__Work to complete__. Set down exactly the lines from the one containing "Parse this screenshot: output" through the end of the records below, both included, and nothing else.

Entries with figure data
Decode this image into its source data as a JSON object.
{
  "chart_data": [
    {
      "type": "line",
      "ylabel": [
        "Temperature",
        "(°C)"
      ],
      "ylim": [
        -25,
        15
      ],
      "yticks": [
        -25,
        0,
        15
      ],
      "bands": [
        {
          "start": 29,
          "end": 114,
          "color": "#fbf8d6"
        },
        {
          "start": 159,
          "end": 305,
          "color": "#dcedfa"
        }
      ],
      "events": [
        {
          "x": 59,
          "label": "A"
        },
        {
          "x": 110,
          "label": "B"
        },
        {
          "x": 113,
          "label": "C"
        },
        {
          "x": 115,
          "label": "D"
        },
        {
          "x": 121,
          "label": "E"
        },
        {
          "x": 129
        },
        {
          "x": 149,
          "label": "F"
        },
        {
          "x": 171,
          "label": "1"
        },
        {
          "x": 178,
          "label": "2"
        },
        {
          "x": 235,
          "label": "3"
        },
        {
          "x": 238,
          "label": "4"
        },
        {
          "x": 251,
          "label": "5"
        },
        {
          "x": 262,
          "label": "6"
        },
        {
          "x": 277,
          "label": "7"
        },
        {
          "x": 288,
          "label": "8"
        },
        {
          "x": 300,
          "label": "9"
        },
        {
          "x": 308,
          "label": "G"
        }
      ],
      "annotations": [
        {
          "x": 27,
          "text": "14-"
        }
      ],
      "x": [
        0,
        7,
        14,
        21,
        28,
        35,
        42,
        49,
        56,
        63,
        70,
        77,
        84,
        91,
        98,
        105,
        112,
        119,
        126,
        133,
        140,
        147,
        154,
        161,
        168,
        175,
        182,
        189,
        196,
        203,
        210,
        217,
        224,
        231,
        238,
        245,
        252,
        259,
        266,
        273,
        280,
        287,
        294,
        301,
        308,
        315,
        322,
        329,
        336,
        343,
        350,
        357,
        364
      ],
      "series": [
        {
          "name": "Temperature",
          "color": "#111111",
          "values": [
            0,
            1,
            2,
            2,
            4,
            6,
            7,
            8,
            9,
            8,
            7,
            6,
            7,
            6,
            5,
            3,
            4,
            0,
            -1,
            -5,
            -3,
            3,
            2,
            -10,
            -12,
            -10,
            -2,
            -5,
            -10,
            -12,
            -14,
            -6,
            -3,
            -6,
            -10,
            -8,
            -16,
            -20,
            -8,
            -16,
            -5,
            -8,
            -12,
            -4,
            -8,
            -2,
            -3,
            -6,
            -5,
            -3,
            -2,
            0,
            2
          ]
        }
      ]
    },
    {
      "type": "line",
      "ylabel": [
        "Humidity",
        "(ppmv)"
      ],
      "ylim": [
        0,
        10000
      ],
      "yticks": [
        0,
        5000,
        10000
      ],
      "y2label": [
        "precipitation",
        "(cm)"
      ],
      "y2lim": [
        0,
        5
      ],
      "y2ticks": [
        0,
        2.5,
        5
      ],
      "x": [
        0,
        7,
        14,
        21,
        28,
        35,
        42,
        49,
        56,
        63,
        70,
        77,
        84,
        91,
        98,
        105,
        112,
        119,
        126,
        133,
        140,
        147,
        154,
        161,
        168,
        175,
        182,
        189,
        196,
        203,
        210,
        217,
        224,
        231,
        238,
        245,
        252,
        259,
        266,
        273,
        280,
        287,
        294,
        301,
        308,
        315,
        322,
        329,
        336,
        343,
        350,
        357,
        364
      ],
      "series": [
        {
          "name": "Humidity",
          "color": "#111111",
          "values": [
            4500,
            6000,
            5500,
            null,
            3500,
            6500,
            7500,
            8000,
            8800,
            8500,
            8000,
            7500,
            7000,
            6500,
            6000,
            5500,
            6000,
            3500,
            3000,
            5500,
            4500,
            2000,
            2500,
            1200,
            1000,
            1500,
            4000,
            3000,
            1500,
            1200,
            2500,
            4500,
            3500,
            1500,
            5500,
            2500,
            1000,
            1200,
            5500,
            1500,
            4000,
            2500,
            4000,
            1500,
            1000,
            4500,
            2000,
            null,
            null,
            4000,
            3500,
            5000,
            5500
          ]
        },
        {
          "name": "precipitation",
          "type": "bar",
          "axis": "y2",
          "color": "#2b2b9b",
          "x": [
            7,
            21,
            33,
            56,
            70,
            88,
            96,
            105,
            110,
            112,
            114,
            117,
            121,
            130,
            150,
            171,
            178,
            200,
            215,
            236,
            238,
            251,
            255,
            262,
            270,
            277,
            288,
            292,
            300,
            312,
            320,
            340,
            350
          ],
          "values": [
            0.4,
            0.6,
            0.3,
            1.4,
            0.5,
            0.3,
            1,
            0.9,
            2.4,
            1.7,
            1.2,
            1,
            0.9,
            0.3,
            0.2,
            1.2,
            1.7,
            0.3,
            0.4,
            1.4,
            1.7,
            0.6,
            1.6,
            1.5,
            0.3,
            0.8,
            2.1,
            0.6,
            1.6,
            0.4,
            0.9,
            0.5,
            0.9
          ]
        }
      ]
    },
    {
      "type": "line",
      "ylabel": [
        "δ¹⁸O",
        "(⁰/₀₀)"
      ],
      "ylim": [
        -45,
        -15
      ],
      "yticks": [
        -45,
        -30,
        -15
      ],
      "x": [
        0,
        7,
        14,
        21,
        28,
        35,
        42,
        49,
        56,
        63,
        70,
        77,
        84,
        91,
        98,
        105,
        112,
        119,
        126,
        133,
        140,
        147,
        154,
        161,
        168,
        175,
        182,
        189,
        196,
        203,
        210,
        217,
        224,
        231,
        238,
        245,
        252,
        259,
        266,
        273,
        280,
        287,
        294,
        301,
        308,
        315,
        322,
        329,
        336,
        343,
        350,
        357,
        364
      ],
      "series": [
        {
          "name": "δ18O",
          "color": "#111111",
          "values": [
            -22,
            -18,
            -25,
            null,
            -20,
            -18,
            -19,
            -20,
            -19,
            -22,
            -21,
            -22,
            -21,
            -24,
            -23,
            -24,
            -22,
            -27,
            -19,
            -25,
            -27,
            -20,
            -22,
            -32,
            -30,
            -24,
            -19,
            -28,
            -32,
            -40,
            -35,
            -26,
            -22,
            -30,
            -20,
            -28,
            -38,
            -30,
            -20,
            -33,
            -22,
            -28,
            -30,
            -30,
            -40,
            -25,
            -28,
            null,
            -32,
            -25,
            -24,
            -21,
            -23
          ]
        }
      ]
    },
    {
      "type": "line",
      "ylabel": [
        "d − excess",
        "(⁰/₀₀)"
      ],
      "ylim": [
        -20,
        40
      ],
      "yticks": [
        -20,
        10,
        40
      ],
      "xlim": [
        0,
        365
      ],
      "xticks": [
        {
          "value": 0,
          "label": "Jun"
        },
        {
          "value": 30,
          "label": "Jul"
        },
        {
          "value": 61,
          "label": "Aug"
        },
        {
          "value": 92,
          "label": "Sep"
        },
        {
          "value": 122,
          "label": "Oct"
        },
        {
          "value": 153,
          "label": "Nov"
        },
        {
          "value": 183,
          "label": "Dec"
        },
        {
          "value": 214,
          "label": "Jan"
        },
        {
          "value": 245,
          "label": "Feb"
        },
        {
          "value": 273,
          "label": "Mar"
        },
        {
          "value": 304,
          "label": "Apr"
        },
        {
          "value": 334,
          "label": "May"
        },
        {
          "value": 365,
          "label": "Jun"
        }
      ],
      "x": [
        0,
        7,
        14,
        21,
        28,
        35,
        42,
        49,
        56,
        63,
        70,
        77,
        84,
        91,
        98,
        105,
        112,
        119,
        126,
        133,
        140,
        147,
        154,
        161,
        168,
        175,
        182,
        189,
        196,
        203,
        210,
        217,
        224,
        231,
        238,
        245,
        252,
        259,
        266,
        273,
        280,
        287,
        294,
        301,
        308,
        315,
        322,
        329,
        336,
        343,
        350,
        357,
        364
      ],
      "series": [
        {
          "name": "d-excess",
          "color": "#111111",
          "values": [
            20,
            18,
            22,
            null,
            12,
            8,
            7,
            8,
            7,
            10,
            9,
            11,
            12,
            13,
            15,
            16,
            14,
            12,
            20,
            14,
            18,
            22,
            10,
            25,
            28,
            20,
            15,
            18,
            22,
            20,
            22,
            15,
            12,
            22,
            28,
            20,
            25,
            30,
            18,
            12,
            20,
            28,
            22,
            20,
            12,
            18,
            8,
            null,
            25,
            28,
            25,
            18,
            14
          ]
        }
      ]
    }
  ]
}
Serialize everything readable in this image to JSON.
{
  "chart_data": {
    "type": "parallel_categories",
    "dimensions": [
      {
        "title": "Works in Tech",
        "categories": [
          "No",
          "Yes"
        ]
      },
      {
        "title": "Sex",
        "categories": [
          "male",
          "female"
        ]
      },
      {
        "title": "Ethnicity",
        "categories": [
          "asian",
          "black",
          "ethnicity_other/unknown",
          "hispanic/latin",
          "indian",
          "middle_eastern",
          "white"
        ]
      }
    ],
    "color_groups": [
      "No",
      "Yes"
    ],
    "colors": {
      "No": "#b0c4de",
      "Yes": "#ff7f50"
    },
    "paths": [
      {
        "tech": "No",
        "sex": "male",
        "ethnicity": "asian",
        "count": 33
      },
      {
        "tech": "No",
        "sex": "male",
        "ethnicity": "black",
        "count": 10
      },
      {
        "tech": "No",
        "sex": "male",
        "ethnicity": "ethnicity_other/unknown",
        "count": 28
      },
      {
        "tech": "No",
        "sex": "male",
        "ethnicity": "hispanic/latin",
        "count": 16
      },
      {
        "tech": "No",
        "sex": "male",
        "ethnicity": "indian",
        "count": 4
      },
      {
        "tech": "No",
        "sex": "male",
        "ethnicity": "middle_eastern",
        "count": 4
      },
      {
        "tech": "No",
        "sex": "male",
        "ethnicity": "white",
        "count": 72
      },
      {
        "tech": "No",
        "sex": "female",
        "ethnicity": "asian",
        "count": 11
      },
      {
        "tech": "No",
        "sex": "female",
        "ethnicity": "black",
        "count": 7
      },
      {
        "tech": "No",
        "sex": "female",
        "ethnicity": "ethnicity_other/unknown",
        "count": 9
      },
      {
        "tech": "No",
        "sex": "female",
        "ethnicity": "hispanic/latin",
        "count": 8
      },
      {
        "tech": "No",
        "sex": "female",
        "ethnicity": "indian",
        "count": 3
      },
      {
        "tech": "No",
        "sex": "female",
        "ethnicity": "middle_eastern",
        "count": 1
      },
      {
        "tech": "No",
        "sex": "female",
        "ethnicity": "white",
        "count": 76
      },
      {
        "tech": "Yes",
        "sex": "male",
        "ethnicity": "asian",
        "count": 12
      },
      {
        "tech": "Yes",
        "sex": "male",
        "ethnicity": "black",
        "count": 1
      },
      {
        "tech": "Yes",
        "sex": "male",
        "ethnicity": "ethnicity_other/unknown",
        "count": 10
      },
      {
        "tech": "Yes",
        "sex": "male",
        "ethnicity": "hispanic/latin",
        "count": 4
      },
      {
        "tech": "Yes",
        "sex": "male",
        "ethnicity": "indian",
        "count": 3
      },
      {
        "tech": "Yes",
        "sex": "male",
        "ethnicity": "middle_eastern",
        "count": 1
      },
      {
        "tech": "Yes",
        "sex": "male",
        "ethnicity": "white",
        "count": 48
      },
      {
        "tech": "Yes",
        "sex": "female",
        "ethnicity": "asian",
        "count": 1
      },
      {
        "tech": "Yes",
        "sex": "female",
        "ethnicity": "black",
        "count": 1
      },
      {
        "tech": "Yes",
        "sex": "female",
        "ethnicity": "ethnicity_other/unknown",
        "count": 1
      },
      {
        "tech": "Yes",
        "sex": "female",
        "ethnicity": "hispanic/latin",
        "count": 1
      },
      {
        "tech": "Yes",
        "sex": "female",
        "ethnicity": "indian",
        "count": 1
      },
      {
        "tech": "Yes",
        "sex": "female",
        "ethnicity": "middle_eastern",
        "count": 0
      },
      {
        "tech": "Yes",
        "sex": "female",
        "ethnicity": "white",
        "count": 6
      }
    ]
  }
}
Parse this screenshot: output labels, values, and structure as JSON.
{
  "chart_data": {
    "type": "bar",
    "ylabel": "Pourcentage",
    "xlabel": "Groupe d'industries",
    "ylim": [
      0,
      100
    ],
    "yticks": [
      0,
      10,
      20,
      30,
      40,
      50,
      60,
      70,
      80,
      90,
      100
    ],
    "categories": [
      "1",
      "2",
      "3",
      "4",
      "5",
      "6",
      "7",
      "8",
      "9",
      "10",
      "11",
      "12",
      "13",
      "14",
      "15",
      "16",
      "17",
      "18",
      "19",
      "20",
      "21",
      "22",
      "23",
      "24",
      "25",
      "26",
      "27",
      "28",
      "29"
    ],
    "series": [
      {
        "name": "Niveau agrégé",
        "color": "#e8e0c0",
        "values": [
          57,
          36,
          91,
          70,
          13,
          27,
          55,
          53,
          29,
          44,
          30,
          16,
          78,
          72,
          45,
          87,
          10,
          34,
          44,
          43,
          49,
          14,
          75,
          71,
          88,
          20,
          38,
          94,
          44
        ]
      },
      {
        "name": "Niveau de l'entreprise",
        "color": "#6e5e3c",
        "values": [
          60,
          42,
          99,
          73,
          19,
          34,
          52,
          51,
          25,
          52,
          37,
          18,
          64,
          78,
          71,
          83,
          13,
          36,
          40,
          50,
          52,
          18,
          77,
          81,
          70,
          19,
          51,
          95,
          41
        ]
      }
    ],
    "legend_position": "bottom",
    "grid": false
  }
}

__Task output__.
Parse this screenshot: output labels, values, and structure as JSON.
{
  "chart_data": {
    "type": "bar",
    "ylabel": "Pourcentage",
    "xlabel": "Groupe d'industries",
    "ylim": [
      0,
      100
    ],
    "yticks": [
      0,
      10,
      20,
      30,
      40,
      50,
      60,
      70,
      80,
      90,
      100
    ],
    "categories": [
      "1",
      "2",
      "3",
      "4",
      "5",
      "6",
      "7",
      "8",
      "9",
      "10",
      "11",
      "12",
      "13",
      "14",
      "15",
      "16",
      "17",
      "18",
      "19",
      "20",
      "21",
      "22",
      "23",
      "24",
      "25",
      "26",
      "27",
      "28",
      "29"
    ],
    "series": [
      {
        "name": "Niveau agrégé",
        "color": "#e8e0c0",
        "values": [
          57,
          36,
          91,
          70,
          13,
          27,
          55,
          53,
          29,
          44,
          30,
          16,
          78,
          72,
          45,
          87,
          10,
          34,
          44,
          43,
          49,
          14,
          75,
          71,
          88,
          20,
          38,
          94,
          44
        ]
      },
      {
        "name": "Niveau de l'entreprise",
        "color": "#6e5e3c",
        "values": [
          60,
          42,
          99,
          73,
          19,
          34,
          52,
          51,
          25,
          52,
          37,
          18,
          64,
          78,
          71,
          83,
          13,
          36,
          40,
          50,
          52,
          18,
          77,
          81,
          70,
          19,
          51,
          95,
          41
        ]
      }
    ],
    "legend_position": "bottom",
    "grid": false
  }
}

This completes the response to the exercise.